Stored records
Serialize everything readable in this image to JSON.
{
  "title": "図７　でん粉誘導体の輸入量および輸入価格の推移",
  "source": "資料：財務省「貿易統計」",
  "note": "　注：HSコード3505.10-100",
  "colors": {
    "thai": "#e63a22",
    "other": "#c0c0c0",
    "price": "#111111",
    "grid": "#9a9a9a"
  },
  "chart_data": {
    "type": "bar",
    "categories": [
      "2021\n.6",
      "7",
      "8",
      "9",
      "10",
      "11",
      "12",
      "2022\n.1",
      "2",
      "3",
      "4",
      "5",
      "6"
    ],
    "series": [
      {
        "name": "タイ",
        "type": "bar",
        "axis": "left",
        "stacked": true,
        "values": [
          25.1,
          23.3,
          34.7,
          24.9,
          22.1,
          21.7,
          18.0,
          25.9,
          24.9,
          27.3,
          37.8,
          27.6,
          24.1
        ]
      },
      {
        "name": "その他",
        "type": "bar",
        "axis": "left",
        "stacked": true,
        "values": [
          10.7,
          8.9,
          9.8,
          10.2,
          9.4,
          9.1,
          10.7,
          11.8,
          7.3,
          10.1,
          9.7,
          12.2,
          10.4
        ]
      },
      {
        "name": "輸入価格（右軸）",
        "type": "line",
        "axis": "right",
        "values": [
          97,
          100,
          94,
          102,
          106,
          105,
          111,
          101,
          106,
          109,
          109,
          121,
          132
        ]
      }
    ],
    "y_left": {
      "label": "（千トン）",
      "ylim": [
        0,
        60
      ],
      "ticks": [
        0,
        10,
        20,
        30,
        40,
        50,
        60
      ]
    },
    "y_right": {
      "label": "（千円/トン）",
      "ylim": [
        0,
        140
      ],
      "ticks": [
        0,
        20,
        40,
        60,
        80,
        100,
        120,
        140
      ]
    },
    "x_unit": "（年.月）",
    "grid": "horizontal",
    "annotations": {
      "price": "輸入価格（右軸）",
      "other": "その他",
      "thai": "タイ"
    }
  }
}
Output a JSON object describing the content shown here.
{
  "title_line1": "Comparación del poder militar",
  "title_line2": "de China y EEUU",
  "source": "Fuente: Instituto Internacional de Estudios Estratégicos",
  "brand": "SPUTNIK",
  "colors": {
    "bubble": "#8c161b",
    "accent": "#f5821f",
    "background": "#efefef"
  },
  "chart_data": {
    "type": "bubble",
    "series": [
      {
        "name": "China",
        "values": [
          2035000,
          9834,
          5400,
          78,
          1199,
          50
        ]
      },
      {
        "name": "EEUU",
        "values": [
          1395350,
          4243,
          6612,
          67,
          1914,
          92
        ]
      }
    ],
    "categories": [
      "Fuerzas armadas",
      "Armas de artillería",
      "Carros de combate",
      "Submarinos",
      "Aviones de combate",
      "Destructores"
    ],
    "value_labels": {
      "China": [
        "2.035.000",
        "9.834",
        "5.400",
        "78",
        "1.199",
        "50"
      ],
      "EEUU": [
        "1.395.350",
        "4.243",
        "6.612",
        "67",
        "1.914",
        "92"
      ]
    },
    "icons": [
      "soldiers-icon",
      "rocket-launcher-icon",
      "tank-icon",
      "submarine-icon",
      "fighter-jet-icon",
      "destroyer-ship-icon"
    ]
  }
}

→ Exercise
Set down nothing but the lines from the one with "Output a JSON" through the end of the records, keeping each line exactly as written and including both ends.

→ Answer below
Output a JSON object describing the content shown here.
{
  "title_line1": "Comparación del poder militar",
  "title_line2": "de China y EEUU",
  "source": "Fuente: Instituto Internacional de Estudios Estratégicos",
  "brand": "SPUTNIK",
  "colors": {
    "bubble": "#8c161b",
    "accent": "#f5821f",
    "background": "#efefef"
  },
  "chart_data": {
    "type": "bubble",
    "series": [
      {
        "name": "China",
        "values": [
          2035000,
          9834,
          5400,
          78,
          1199,
          50
        ]
      },
      {
        "name": "EEUU",
        "values": [
          1395350,
          4243,
          6612,
          67,
          1914,
          92
        ]
      }
    ],
    "categories": [
      "Fuerzas armadas",
      "Armas de artillería",
      "Carros de combate",
      "Submarinos",
      "Aviones de combate",
      "Destructores"
    ],
    "value_labels": {
      "China": [
        "2.035.000",
        "9.834",
        "5.400",
        "78",
        "1.199",
        "50"
      ],
      "EEUU": [
        "1.395.350",
        "4.243",
        "6.612",
        "67",
        "1.914",
        "92"
      ]
    },
    "icons": [
      "soldiers-icon",
      "rocket-launcher-icon",
      "tank-icon",
      "submarine-icon",
      "fighter-jet-icon",
      "destroyer-ship-icon"
    ]
  }
}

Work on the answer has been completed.